**WRITTEN TASK**
Every line in the listing is to be echoed verbatim.

BEGIN PROVIDED RECORDS

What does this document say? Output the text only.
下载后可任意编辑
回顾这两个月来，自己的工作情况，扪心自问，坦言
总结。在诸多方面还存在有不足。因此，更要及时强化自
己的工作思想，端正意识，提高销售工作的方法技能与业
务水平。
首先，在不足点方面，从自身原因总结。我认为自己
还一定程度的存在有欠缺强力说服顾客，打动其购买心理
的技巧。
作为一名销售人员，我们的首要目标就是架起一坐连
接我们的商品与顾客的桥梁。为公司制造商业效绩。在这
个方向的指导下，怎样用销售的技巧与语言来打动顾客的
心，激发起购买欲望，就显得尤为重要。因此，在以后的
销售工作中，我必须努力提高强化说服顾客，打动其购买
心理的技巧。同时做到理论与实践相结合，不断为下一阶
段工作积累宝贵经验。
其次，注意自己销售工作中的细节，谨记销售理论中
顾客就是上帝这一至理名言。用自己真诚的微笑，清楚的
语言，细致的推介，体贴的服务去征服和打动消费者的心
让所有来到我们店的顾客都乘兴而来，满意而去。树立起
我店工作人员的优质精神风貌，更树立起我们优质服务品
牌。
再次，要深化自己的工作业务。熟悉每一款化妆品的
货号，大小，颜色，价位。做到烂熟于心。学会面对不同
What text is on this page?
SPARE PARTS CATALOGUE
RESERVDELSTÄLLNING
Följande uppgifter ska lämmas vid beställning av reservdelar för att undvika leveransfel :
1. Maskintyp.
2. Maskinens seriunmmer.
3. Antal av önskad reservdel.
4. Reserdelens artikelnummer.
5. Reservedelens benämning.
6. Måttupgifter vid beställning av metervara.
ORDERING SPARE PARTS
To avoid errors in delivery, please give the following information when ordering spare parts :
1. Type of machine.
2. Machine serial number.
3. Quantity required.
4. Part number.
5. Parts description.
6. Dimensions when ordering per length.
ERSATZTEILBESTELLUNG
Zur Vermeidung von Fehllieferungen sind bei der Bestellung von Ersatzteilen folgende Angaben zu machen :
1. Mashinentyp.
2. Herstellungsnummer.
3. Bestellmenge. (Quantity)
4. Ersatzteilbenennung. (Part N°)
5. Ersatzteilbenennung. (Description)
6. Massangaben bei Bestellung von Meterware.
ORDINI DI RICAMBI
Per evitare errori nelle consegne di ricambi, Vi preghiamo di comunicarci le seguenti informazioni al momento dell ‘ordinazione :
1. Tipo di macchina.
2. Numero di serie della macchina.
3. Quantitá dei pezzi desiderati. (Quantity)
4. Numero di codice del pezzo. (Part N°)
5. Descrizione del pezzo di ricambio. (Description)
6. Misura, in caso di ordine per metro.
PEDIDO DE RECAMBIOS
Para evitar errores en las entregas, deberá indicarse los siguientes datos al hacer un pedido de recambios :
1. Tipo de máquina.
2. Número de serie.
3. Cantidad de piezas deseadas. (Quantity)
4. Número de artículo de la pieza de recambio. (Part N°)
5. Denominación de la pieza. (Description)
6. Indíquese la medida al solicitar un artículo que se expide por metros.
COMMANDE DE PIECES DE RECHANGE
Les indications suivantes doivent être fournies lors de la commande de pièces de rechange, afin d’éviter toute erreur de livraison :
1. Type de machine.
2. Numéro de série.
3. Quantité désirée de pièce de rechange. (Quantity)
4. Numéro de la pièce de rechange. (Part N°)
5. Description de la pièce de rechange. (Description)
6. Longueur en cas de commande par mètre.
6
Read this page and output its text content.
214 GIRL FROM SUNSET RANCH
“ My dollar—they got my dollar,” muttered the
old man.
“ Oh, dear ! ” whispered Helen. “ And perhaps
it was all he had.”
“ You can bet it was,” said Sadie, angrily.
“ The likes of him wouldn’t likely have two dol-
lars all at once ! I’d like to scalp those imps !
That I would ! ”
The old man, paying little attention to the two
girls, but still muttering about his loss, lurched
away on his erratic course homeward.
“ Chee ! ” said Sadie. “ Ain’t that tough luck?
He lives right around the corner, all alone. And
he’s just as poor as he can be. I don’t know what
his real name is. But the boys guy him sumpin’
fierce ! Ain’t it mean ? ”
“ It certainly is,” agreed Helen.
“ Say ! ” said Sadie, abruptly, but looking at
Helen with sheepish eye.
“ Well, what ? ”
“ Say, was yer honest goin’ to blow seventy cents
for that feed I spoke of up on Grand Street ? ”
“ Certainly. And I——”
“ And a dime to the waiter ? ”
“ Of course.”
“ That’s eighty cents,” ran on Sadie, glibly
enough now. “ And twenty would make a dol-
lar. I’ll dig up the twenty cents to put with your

END PROVIDED RECORDS

**RESULT**
What does this document say? Output the text only.
下载后可任意编辑
回顾这两个月来，自己的工作情况，扪心自问，坦言
总结。在诸多方面还存在有不足。因此，更要及时强化自
己的工作思想，端正意识，提高销售工作的方法技能与业
务水平。
首先，在不足点方面，从自身原因总结。我认为自己
还一定程度的存在有欠缺强力说服顾客，打动其购买心理
的技巧。
作为一名销售人员，我们的首要目标就是架起一坐连
接我们的商品与顾客的桥梁。为公司制造商业效绩。在这
个方向的指导下，怎样用销售的技巧与语言来打动顾客的
心，激发起购买欲望，就显得尤为重要。因此，在以后的
销售工作中，我必须努力提高强化说服顾客，打动其购买
心理的技巧。同时做到理论与实践相结合，不断为下一阶
段工作积累宝贵经验。
其次，注意自己销售工作中的细节，谨记销售理论中
顾客就是上帝这一至理名言。用自己真诚的微笑，清楚的
语言，细致的推介，体贴的服务去征服和打动消费者的心
让所有来到我们店的顾客都乘兴而来，满意而去。树立起
我店工作人员的优质精神风貌，更树立起我们优质服务品
牌。
再次，要深化自己的工作业务。熟悉每一款化妆品的
货号，大小，颜色，价位。做到烂熟于心。学会面对不同
What text is on this page?
SPARE PARTS CATALOGUE
RESERVDELSTÄLLNING
Följande uppgifter ska lämmas vid beställning av reservdelar för att undvika leveransfel :
1. Maskintyp.
2. Maskinens seriunmmer.
3. Antal av önskad reservdel.
4. Reserdelens artikelnummer.
5. Reservedelens benämning.
6. Måttupgifter vid beställning av metervara.
ORDERING SPARE PARTS
To avoid errors in delivery, please give the following information when ordering spare parts :
1. Type of machine.
2. Machine serial number.
3. Quantity required.
4. Part number.
5. Parts description.
6. Dimensions when ordering per length.
ERSATZTEILBESTELLUNG
Zur Vermeidung von Fehllieferungen sind bei der Bestellung von Ersatzteilen folgende Angaben zu machen :
1. Mashinentyp.
2. Herstellungsnummer.
3. Bestellmenge. (Quantity)
4. Ersatzteilbenennung. (Part N°)
5. Ersatzteilbenennung. (Description)
6. Massangaben bei Bestellung von Meterware.
ORDINI DI RICAMBI
Per evitare errori nelle consegne di ricambi, Vi preghiamo di comunicarci le seguenti informazioni al momento dell ‘ordinazione :
1. Tipo di macchina.
2. Numero di serie della macchina.
3. Quantitá dei pezzi desiderati. (Quantity)
4. Numero di codice del pezzo. (Part N°)
5. Descrizione del pezzo di ricambio. (Description)
6. Misura, in caso di ordine per metro.
PEDIDO DE RECAMBIOS
Para evitar errores en las entregas, deberá indicarse los siguientes datos al hacer un pedido de recambios :
1. Tipo de máquina.
2. Número de serie.
3. Cantidad de piezas deseadas. (Quantity)
4. Número de artículo de la pieza de recambio. (Part N°)
5. Denominación de la pieza. (Description)
6. Indíquese la medida al solicitar un artículo que se expide por metros.
COMMANDE DE PIECES DE RECHANGE
Les indications suivantes doivent être fournies lors de la commande de pièces de rechange, afin d’éviter toute erreur de livraison :
1. Type de machine.
2. Numéro de série.
3. Quantité désirée de pièce de rechange. (Quantity)
4. Numéro de la pièce de rechange. (Part N°)
5. Description de la pièce de rechange. (Description)
6. Longueur en cas de commande par mètre.
6
Read this page and output its text content.
214 GIRL FROM SUNSET RANCH
“ My dollar—they got my dollar,” muttered the
old man.
“ Oh, dear ! ” whispered Helen. “ And perhaps
it was all he had.”
“ You can bet it was,” said Sadie, angrily.
“ The likes of him wouldn’t likely have two dol-
lars all at once ! I’d like to scalp those imps !
That I would ! ”
The old man, paying little attention to the two
girls, but still muttering about his loss, lurched
away on his erratic course homeward.
“ Chee ! ” said Sadie. “ Ain’t that tough luck?
He lives right around the corner, all alone. And
he’s just as poor as he can be. I don’t know what
his real name is. But the boys guy him sumpin’
fierce ! Ain’t it mean ? ”
“ It certainly is,” agreed Helen.
“ Say ! ” said Sadie, abruptly, but looking at
Helen with sheepish eye.
“ Well, what ? ”
“ Say, was yer honest goin’ to blow seventy cents
for that feed I spoke of up on Grand Street ? ”
“ Certainly. And I——”
“ And a dime to the waiter ? ”
“ Of course.”
“ That’s eighty cents,” ran on Sadie, glibly
enough now. “ And twenty would make a dol-
lar. I’ll dig up the twenty cents to put with your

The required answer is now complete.